■ EXERCISE GOAL ■
What follows are records. Restate all of them word for word.
——————
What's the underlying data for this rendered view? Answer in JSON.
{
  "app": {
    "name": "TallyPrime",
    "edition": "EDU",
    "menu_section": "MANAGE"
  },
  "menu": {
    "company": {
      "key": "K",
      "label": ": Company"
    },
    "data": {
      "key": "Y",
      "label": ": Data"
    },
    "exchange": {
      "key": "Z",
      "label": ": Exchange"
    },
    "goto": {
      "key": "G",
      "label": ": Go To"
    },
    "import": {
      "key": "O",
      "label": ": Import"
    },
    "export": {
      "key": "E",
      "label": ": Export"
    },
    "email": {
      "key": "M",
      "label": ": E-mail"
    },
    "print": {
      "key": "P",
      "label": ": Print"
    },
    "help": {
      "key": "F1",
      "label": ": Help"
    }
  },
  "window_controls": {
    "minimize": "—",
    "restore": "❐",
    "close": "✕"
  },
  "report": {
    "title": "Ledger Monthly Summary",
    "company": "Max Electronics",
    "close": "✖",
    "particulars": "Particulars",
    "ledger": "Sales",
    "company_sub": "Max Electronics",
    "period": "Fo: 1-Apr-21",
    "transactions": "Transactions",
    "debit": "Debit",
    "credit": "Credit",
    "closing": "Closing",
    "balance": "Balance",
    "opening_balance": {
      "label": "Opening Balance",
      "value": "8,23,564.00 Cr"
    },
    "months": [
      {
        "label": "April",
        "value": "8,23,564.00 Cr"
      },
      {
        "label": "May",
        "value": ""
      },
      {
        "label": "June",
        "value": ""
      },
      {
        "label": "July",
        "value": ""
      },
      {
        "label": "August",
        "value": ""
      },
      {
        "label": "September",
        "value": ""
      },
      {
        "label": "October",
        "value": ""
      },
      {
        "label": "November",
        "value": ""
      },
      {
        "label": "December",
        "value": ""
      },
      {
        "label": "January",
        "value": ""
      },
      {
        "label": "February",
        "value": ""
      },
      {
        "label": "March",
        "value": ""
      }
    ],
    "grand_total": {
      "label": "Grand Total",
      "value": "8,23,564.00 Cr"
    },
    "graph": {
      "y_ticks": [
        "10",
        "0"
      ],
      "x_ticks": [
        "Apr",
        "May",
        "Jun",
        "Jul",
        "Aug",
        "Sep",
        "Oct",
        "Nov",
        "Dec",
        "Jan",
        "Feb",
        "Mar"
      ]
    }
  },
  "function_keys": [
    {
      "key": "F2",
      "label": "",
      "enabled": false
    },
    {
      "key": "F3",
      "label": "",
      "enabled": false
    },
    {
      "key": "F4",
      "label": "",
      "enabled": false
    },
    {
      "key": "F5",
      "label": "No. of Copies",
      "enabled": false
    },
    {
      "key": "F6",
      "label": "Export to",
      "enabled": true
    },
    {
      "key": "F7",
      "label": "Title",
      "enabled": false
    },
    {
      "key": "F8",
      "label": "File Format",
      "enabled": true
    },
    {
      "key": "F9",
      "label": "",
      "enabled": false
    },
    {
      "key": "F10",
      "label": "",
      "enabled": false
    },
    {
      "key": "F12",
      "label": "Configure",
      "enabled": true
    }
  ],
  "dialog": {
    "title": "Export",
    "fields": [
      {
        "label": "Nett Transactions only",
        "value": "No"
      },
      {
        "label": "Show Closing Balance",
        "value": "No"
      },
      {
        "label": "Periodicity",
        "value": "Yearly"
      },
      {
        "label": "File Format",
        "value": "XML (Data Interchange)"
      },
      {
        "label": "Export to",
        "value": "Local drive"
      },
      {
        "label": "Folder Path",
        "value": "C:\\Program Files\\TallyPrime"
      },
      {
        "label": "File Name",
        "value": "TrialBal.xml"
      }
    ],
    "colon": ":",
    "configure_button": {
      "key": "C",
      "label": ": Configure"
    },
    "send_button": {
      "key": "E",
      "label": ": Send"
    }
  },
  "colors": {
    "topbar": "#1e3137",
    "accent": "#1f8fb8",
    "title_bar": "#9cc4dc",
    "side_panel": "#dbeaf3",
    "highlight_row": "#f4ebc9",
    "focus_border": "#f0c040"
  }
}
——————
■ OUTPUT OF THE EXERCISE ■
What's the underlying data for this rendered view? Answer in JSON.
{
  "app": {
    "name": "TallyPrime",
    "edition": "EDU",
    "menu_section": "MANAGE"
  },
  "menu": {
    "company": {
      "key": "K",
      "label": ": Company"
    },
    "data": {
      "key": "Y",
      "label": ": Data"
    },
    "exchange": {
      "key": "Z",
      "label": ": Exchange"
    },
    "goto": {
      "key": "G",
      "label": ": Go To"
    },
    "import": {
      "key": "O",
      "label": ": Import"
    },
    "export": {
      "key": "E",
      "label": ": Export"
    },
    "email": {
      "key": "M",
      "label": ": E-mail"
    },
    "print": {
      "key": "P",
      "label": ": Print"
    },
    "help": {
      "key": "F1",
      "label": ": Help"
    }
  },
  "window_controls": {
    "minimize": "—",
    "restore": "❐",
    "close": "✕"
  },
  "report": {
    "title": "Ledger Monthly Summary",
    "company": "Max Electronics",
    "close": "✖",
    "particulars": "Particulars",
    "ledger": "Sales",
    "company_sub": "Max Electronics",
    "period": "Fo: 1-Apr-21",
    "transactions": "Transactions",
    "debit": "Debit",
    "credit": "Credit",
    "closing": "Closing",
    "balance": "Balance",
    "opening_balance": {
      "label": "Opening Balance",
      "value": "8,23,564.00 Cr"
    },
    "months": [
      {
        "label": "April",
        "value": "8,23,564.00 Cr"
      },
      {
        "label": "May",
        "value": ""
      },
      {
        "label": "June",
        "value": ""
      },
      {
        "label": "July",
        "value": ""
      },
      {
        "label": "August",
        "value": ""
      },
      {
        "label": "September",
        "value": ""
      },
      {
        "label": "October",
        "value": ""
      },
      {
        "label": "November",
        "value": ""
      },
      {
        "label": "December",
        "value": ""
      },
      {
        "label": "January",
        "value": ""
      },
      {
        "label": "February",
        "value": ""
      },
      {
        "label": "March",
        "value": ""
      }
    ],
    "grand_total": {
      "label": "Grand Total",
      "value": "8,23,564.00 Cr"
    },
    "graph": {
      "y_ticks": [
        "10",
        "0"
      ],
      "x_ticks": [
        "Apr",
        "May",
        "Jun",
        "Jul",
        "Aug",
        "Sep",
        "Oct",
        "Nov",
        "Dec",
        "Jan",
        "Feb",
        "Mar"
      ]
    }
  },
  "function_keys": [
    {
      "key": "F2",
      "label": "",
      "enabled": false
    },
    {
      "key": "F3",
      "label": "",
      "enabled": false
    },
    {
      "key": "F4",
      "label": "",
      "enabled": false
    },
    {
      "key": "F5",
      "label": "No. of Copies",
      "enabled": false
    },
    {
      "key": "F6",
      "label": "Export to",
      "enabled": true
    },
    {
      "key": "F7",
      "label": "Title",
      "enabled": false
    },
    {
      "key": "F8",
      "label": "File Format",
      "enabled": true
    },
    {
      "key": "F9",
      "label": "",
      "enabled": false
    },
    {
      "key": "F10",
      "label": "",
      "enabled": false
    },
    {
      "key": "F12",
      "label": "Configure",
      "enabled": true
    }
  ],
  "dialog": {
    "title": "Export",
    "fields": [
      {
        "label": "Nett Transactions only",
        "value": "No"
      },
      {
        "label": "Show Closing Balance",
        "value": "No"
      },
      {
        "label": "Periodicity",
        "value": "Yearly"
      },
      {
        "label": "File Format",
        "value": "XML (Data Interchange)"
      },
      {
        "label": "Export to",
        "value": "Local drive"
      },
      {
        "label": "Folder Path",
        "value": "C:\\Program Files\\TallyPrime"
      },
      {
        "label": "File Name",
        "value": "TrialBal.xml"
      }
    ],
    "colon": ":",
    "configure_button": {
      "key": "C",
      "label": ": Configure"
    },
    "send_button": {
      "key": "E",
      "label": ": Send"
    }
  },
  "colors": {
    "topbar": "#1e3137",
    "accent": "#1f8fb8",
    "title_bar": "#9cc4dc",
    "side_panel": "#dbeaf3",
    "highlight_row": "#f4ebc9",
    "focus_border": "#f0c040"
  }
}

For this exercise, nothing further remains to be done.